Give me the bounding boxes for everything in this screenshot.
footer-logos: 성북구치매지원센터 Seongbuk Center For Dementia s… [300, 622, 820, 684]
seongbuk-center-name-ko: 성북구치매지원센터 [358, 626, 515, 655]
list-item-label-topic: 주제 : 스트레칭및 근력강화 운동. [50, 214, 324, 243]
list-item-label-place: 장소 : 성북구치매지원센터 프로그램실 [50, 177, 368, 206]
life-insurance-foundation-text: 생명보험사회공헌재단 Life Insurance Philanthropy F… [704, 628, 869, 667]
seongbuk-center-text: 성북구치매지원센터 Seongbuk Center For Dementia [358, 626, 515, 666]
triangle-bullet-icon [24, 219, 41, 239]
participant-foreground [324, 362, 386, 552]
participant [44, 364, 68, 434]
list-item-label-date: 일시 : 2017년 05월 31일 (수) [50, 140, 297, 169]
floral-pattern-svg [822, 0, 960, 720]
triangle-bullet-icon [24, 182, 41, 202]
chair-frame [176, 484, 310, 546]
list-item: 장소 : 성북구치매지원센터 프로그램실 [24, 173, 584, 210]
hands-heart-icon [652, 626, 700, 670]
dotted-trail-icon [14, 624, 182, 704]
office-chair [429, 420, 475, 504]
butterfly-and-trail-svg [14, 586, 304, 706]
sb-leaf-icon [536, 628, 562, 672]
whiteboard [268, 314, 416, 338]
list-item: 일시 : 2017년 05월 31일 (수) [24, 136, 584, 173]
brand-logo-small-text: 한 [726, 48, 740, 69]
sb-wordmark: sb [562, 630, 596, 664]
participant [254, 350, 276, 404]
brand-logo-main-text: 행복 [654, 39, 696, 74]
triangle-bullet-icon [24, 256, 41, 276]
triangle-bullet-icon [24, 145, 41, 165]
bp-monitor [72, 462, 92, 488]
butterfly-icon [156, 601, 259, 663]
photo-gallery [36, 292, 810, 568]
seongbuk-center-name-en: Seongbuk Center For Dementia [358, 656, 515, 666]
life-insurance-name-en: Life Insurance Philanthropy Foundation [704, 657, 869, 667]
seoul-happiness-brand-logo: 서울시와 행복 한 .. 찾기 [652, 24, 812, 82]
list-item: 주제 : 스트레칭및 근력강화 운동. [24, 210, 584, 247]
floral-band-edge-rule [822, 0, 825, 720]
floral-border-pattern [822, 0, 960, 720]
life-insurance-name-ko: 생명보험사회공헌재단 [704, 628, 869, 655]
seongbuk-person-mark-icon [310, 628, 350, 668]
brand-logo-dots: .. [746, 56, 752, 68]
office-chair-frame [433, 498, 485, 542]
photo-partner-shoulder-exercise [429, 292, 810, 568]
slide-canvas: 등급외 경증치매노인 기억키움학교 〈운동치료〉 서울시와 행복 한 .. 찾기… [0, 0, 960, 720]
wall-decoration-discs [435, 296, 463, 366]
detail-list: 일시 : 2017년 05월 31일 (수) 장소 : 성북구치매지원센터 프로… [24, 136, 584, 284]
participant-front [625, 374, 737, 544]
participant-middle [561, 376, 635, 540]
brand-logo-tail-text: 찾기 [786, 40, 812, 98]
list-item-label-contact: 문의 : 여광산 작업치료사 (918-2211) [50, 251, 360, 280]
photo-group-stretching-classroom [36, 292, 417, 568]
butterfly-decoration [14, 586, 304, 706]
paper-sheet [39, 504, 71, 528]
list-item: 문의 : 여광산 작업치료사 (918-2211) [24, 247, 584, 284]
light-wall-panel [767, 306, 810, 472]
════
Directions for this task.
Update the items above by replacing every occurrence of "triangle-bullet-icon" with "arrow-bullet-icon", and leave everything else unchanged.

Exercise response.
Give me the bounding boxes for everything in this screenshot.
footer-logos: 성북구치매지원센터 Seongbuk Center For Dementia s… [300, 622, 820, 684]
seongbuk-center-name-ko: 성북구치매지원센터 [358, 626, 515, 655]
list-item-label-topic: 주제 : 스트레칭및 근력강화 운동. [50, 214, 324, 243]
list-item-label-place: 장소 : 성북구치매지원센터 프로그램실 [50, 177, 368, 206]
life-insurance-foundation-text: 생명보험사회공헌재단 Life Insurance Philanthropy F… [704, 628, 869, 667]
seongbuk-center-text: 성북구치매지원센터 Seongbuk Center For Dementia [358, 626, 515, 666]
arrow-bullet-icon [24, 219, 41, 239]
participant-foreground [324, 362, 386, 552]
participant [44, 364, 68, 434]
list-item-label-date: 일시 : 2017년 05월 31일 (수) [50, 140, 297, 169]
floral-pattern-svg [822, 0, 960, 720]
arrow-bullet-icon [24, 182, 41, 202]
chair-frame [176, 484, 310, 546]
list-item: 장소 : 성북구치매지원센터 프로그램실 [24, 173, 584, 210]
hands-heart-icon [652, 626, 700, 670]
dotted-trail-icon [14, 624, 182, 704]
office-chair [429, 420, 475, 504]
butterfly-and-trail-svg [14, 586, 304, 706]
sb-leaf-icon [536, 628, 562, 672]
whiteboard [268, 314, 416, 338]
list-item: 일시 : 2017년 05월 31일 (수) [24, 136, 584, 173]
brand-logo-small-text: 한 [726, 48, 740, 69]
sb-wordmark: sb [562, 630, 596, 664]
participant [254, 350, 276, 404]
brand-logo-main-text: 행복 [654, 39, 696, 74]
arrow-bullet-icon [24, 256, 41, 276]
arrow-bullet-icon [24, 145, 41, 165]
bp-monitor [72, 462, 92, 488]
butterfly-icon [156, 601, 259, 663]
photo-gallery [36, 292, 810, 568]
seongbuk-center-name-en: Seongbuk Center For Dementia [358, 656, 515, 666]
life-insurance-name-en: Life Insurance Philanthropy Foundation [704, 657, 869, 667]
seoul-happiness-brand-logo: 서울시와 행복 한 .. 찾기 [652, 24, 812, 82]
list-item: 주제 : 스트레칭및 근력강화 운동. [24, 210, 584, 247]
floral-band-edge-rule [822, 0, 825, 720]
floral-border-pattern [822, 0, 960, 720]
life-insurance-name-ko: 생명보험사회공헌재단 [704, 628, 869, 655]
seongbuk-person-mark-icon [310, 628, 350, 668]
brand-logo-dots: .. [746, 56, 752, 68]
office-chair-frame [433, 498, 485, 542]
photo-partner-shoulder-exercise [429, 292, 810, 568]
slide-canvas: 등급외 경증치매노인 기억키움학교 〈운동치료〉 서울시와 행복 한 .. 찾기… [0, 0, 960, 720]
wall-decoration-discs [435, 296, 463, 366]
detail-list: 일시 : 2017년 05월 31일 (수) 장소 : 성북구치매지원센터 프로… [24, 136, 584, 284]
participant-front [625, 374, 737, 544]
participant-middle [561, 376, 635, 540]
brand-logo-tail-text: 찾기 [786, 40, 812, 98]
list-item-label-contact: 문의 : 여광산 작업치료사 (918-2211) [50, 251, 360, 280]
photo-group-stretching-classroom [36, 292, 417, 568]
butterfly-decoration [14, 586, 304, 706]
paper-sheet [39, 504, 71, 528]
list-item: 문의 : 여광산 작업치료사 (918-2211) [24, 247, 584, 284]
light-wall-panel [767, 306, 810, 472]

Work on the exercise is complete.